## Begin Task inputs

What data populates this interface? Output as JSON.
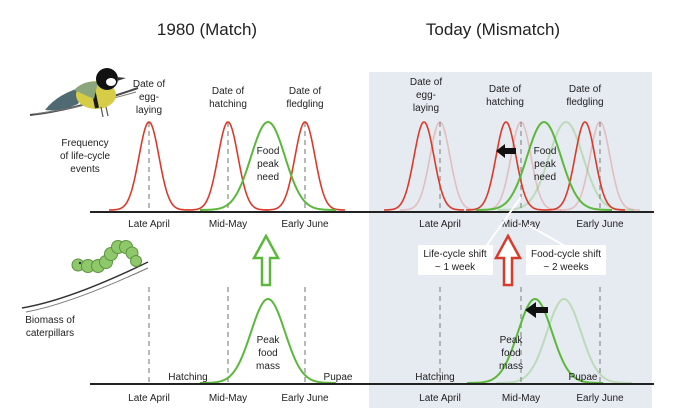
{
  "titles": {
    "left": "1980 (Match)",
    "right": "Today (Mismatch)"
  },
  "row_labels": {
    "top": [
      "Frequency",
      "of life-cycle",
      "events"
    ],
    "bottom": [
      "Biomass of",
      "caterpillars"
    ]
  },
  "bird_stages": {
    "egg_laying": [
      "Date of",
      "egg-",
      "laying"
    ],
    "hatching": [
      "Date of",
      "hatching"
    ],
    "fledgling": [
      "Date of",
      "fledgling"
    ]
  },
  "food_peak_need": [
    "Food",
    "peak",
    "need"
  ],
  "peak_food_mass": [
    "Peak",
    "food",
    "mass"
  ],
  "axis_ticks": {
    "late_april": "Late April",
    "mid_may": "Mid-May",
    "early_june": "Early June"
  },
  "caterpillar_stages": {
    "hatching": "Hatching",
    "pupae": "Pupae"
  },
  "shift_boxes": {
    "life_cycle": [
      "Life-cycle shift",
      "~ 1 week"
    ],
    "food_cycle": [
      "Food-cycle shift",
      "~ 2 weeks"
    ]
  },
  "colors": {
    "red_curve": "#d93b2b",
    "green_curve": "#5cb83c",
    "right_panel_bg": "#e6eaf1",
    "dashed": "#9a9a9a",
    "left_arrow": "#5cb83c",
    "right_arrow": "#d93b2b",
    "shift_arrow": "#111111"
  }
}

## End Task inputs

▶ [Task directions]: Quote the entries in full. Any image among them is to be omitted from the copy.

▶ [Reply]:
What data populates this interface? Output as JSON.
{
  "titles": {
    "left": "1980 (Match)",
    "right": "Today (Mismatch)"
  },
  "row_labels": {
    "top": [
      "Frequency",
      "of life-cycle",
      "events"
    ],
    "bottom": [
      "Biomass of",
      "caterpillars"
    ]
  },
  "bird_stages": {
    "egg_laying": [
      "Date of",
      "egg-",
      "laying"
    ],
    "hatching": [
      "Date of",
      "hatching"
    ],
    "fledgling": [
      "Date of",
      "fledgling"
    ]
  },
  "food_peak_need": [
    "Food",
    "peak",
    "need"
  ],
  "peak_food_mass": [
    "Peak",
    "food",
    "mass"
  ],
  "axis_ticks": {
    "late_april": "Late April",
    "mid_may": "Mid-May",
    "early_june": "Early June"
  },
  "caterpillar_stages": {
    "hatching": "Hatching",
    "pupae": "Pupae"
  },
  "shift_boxes": {
    "life_cycle": [
      "Life-cycle shift",
      "~ 1 week"
    ],
    "food_cycle": [
      "Food-cycle shift",
      "~ 2 weeks"
    ]
  },
  "colors": {
    "red_curve": "#d93b2b",
    "green_curve": "#5cb83c",
    "right_panel_bg": "#e6eaf1",
    "dashed": "#9a9a9a",
    "left_arrow": "#5cb83c",
    "right_arrow": "#d93b2b",
    "shift_arrow": "#111111"
  }
}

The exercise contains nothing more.